Aim of the task ::
Give the number of lines that include the string "price", nothing more.

[Stored data entries]
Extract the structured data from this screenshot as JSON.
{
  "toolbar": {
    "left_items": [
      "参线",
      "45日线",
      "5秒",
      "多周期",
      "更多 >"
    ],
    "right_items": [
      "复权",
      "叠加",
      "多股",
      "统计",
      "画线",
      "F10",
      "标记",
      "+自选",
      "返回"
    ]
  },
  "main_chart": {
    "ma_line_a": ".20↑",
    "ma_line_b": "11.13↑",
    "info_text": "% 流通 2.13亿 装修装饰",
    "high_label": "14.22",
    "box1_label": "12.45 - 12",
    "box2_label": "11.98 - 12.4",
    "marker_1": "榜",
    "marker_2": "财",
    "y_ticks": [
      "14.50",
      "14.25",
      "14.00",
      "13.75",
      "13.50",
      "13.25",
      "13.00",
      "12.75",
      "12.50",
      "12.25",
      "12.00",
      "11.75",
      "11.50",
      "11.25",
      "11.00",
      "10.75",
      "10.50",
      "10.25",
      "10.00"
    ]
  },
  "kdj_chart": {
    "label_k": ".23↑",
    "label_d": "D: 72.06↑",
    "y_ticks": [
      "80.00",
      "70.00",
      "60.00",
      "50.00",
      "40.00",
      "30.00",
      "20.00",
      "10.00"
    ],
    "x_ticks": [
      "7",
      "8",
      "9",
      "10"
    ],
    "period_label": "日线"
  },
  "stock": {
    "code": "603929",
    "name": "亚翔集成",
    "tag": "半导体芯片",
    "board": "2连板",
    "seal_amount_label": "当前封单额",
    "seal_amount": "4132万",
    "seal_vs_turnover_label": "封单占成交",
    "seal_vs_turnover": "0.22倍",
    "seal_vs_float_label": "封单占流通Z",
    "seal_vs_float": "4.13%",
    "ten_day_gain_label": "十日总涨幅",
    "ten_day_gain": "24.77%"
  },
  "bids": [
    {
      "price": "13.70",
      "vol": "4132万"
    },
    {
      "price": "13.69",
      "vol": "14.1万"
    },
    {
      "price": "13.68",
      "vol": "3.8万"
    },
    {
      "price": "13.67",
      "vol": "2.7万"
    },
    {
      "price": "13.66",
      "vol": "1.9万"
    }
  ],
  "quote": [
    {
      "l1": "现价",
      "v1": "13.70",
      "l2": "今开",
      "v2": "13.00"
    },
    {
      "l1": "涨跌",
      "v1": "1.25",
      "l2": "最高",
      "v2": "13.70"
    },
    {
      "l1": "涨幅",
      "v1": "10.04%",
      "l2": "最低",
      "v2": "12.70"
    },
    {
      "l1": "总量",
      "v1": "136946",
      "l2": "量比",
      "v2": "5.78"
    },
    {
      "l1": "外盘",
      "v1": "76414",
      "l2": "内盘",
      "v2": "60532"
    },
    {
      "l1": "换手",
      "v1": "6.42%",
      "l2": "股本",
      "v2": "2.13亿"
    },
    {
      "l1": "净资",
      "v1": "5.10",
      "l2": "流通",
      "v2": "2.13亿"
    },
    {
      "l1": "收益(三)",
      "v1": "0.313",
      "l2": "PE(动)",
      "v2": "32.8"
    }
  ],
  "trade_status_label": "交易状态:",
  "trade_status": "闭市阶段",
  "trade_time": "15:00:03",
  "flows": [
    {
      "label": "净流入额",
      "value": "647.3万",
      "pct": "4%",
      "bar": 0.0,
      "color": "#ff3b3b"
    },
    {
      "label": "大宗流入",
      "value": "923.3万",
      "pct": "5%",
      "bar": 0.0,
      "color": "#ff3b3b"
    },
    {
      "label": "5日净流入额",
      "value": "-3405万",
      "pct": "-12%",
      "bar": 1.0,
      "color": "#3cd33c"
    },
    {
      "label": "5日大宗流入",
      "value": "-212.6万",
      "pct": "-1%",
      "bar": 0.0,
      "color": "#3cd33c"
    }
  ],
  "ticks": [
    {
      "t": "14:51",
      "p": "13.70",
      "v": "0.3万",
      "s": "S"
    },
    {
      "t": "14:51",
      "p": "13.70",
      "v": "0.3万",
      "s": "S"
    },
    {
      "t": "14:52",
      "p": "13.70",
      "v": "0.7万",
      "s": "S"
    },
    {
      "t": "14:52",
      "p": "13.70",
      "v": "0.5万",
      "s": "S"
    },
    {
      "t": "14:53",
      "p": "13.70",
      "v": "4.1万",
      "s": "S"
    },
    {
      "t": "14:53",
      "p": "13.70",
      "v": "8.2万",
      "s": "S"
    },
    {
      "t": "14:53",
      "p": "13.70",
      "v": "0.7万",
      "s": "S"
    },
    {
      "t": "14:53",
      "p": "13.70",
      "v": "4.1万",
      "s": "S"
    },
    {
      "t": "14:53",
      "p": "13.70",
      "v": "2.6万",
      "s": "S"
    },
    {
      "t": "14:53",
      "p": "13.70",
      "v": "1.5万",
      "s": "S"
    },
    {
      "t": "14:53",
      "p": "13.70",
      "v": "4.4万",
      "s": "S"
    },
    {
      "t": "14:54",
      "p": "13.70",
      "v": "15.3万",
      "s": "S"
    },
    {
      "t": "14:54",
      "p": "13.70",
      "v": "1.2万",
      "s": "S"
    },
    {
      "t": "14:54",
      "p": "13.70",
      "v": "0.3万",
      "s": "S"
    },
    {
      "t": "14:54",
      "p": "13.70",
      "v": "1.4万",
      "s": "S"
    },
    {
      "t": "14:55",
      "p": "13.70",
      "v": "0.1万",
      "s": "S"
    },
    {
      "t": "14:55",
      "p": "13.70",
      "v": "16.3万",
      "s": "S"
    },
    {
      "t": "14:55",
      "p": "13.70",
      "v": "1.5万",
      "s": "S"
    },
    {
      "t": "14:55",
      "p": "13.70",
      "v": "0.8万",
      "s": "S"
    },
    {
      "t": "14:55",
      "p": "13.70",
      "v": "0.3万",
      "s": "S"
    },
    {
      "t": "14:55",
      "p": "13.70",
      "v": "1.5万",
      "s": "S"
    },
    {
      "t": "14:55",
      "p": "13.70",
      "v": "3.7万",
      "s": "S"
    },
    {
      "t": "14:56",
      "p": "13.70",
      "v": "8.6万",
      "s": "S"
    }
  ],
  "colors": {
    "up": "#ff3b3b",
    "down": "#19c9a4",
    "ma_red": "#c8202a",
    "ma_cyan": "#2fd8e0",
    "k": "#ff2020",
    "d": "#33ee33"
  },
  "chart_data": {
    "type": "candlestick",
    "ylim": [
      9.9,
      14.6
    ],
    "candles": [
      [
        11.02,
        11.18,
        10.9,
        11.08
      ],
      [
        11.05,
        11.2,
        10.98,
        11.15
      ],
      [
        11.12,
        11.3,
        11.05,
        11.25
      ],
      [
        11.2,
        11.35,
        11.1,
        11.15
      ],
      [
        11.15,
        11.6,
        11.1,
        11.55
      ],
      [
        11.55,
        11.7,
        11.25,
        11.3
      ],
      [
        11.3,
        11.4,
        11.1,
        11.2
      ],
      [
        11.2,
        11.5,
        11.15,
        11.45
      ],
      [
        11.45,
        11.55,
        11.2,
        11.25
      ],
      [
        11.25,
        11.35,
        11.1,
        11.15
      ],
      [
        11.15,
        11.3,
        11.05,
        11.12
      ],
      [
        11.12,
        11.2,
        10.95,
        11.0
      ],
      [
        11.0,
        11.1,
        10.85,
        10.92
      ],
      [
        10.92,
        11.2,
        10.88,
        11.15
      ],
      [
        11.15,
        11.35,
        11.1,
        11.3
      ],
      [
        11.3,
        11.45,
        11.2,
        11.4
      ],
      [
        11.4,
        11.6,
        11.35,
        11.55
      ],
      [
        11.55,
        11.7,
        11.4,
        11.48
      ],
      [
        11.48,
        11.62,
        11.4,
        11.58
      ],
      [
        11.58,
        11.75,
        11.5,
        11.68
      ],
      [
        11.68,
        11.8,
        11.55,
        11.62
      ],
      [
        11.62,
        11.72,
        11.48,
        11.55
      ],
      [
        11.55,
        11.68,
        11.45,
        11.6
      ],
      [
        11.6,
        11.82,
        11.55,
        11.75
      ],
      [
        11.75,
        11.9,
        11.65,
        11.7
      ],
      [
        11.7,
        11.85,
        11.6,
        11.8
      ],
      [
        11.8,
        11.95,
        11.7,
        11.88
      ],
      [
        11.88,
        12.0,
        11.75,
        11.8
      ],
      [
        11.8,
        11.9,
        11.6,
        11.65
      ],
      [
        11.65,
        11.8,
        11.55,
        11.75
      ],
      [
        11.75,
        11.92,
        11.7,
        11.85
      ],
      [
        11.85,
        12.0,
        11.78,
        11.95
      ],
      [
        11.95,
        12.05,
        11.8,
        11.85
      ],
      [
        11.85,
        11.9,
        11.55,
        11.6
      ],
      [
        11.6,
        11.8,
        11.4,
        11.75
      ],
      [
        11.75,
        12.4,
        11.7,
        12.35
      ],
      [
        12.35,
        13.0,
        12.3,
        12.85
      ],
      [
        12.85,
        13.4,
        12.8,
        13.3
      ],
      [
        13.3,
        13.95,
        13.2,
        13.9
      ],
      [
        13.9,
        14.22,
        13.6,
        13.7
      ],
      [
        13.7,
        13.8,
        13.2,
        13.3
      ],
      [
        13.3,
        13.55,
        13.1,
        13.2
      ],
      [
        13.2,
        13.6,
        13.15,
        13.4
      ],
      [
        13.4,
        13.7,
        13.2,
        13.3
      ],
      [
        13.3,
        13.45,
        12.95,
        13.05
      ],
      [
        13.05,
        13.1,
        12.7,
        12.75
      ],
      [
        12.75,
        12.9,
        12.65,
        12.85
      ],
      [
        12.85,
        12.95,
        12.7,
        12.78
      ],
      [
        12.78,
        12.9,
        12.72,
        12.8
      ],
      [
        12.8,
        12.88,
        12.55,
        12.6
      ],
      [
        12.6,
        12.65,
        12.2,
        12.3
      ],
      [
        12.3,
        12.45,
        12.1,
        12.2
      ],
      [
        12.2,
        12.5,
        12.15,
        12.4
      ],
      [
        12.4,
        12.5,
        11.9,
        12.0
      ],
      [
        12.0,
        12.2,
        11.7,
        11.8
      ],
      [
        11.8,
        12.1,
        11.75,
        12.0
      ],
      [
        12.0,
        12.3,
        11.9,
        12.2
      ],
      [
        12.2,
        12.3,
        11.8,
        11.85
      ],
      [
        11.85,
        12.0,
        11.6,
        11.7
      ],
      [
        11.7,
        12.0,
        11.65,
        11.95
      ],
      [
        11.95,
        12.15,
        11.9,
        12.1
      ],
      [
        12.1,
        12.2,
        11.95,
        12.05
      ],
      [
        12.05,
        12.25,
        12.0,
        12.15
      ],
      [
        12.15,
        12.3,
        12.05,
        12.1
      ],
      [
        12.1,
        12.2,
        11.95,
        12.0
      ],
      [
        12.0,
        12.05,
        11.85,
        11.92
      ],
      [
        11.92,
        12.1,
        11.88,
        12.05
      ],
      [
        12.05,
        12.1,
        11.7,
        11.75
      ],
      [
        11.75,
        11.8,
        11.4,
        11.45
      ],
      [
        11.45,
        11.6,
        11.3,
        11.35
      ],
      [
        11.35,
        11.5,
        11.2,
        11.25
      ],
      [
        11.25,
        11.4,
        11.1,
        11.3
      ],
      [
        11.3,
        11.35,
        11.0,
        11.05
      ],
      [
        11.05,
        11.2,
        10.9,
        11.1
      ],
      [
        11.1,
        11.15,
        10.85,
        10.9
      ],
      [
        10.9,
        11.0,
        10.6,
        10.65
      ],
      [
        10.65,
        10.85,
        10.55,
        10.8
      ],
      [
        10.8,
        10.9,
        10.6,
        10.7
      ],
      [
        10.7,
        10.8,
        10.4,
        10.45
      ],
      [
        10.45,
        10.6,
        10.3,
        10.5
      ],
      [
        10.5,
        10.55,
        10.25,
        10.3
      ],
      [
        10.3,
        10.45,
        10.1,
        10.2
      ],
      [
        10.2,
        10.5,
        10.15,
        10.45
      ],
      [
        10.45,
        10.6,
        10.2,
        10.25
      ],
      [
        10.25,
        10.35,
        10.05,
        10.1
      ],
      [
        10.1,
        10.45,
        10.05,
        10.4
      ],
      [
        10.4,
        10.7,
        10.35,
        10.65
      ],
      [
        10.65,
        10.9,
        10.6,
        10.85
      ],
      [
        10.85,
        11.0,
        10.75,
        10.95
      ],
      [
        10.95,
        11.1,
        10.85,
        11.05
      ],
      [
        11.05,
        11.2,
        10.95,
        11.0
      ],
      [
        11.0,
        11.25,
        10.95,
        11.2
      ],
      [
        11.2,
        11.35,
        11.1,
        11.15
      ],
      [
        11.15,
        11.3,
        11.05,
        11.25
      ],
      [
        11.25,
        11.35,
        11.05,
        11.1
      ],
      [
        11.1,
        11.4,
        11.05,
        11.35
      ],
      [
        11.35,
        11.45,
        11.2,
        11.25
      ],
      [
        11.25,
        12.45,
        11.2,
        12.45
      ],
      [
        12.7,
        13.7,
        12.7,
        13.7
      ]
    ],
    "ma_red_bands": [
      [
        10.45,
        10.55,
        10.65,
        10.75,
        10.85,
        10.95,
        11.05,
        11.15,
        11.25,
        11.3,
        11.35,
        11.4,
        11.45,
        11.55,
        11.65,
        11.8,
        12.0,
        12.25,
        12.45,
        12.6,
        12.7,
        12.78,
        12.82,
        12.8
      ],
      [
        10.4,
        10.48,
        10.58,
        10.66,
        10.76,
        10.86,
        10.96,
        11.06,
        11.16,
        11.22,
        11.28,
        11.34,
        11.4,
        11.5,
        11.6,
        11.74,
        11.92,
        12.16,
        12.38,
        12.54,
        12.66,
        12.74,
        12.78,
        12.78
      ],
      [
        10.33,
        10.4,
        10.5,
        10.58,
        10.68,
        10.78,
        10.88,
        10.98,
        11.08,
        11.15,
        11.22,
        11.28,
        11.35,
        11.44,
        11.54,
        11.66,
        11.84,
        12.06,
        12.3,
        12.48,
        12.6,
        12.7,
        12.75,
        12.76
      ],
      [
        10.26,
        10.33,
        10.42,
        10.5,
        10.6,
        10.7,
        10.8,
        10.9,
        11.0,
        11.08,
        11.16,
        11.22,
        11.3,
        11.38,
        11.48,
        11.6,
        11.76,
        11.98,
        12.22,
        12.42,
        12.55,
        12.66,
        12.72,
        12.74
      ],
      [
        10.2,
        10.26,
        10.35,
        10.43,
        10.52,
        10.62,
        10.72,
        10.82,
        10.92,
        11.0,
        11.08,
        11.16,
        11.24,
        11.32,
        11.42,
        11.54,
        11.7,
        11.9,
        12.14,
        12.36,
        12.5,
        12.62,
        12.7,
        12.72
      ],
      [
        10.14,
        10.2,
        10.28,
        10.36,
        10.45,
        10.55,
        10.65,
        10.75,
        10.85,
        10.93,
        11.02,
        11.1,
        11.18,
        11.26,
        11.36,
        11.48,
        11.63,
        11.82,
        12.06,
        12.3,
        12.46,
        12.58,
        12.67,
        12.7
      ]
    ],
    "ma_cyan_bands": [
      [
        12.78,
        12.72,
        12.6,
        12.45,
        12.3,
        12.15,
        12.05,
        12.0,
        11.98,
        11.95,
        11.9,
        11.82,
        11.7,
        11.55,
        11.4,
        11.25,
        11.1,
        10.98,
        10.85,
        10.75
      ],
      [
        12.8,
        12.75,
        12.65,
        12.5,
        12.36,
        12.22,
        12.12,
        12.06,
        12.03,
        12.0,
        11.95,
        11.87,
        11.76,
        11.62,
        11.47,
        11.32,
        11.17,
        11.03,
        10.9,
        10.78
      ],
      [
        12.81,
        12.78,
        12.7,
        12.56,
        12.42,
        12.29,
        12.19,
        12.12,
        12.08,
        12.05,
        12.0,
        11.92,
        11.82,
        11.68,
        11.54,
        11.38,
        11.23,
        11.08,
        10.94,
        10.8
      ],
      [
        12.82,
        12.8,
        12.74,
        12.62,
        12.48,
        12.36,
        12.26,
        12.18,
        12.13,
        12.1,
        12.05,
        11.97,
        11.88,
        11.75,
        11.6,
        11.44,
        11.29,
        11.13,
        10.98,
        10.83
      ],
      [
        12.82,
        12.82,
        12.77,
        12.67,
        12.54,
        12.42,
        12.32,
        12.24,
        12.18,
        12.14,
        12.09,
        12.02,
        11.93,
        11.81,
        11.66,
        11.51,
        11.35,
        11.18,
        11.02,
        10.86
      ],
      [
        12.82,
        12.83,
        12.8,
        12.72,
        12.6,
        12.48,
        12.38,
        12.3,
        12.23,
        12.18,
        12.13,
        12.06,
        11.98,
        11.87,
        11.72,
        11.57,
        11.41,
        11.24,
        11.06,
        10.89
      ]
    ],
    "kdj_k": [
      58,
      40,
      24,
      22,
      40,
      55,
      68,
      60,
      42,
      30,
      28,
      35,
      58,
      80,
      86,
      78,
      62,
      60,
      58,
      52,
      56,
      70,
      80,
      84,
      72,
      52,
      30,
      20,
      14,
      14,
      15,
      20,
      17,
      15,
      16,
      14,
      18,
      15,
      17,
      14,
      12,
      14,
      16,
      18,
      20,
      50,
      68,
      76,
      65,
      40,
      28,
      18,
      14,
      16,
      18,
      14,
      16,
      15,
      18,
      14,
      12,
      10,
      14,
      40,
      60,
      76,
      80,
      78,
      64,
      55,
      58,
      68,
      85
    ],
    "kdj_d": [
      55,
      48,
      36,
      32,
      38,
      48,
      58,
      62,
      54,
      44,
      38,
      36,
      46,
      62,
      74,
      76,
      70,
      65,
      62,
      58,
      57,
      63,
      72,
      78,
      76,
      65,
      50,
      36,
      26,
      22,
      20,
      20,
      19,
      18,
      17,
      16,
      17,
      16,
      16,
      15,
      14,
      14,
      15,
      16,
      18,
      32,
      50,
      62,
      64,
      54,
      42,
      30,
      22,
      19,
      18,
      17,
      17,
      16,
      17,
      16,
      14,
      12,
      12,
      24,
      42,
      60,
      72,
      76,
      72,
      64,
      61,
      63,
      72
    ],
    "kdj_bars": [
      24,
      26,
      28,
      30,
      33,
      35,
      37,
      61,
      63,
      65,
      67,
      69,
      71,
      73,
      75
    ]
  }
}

Response below ::
5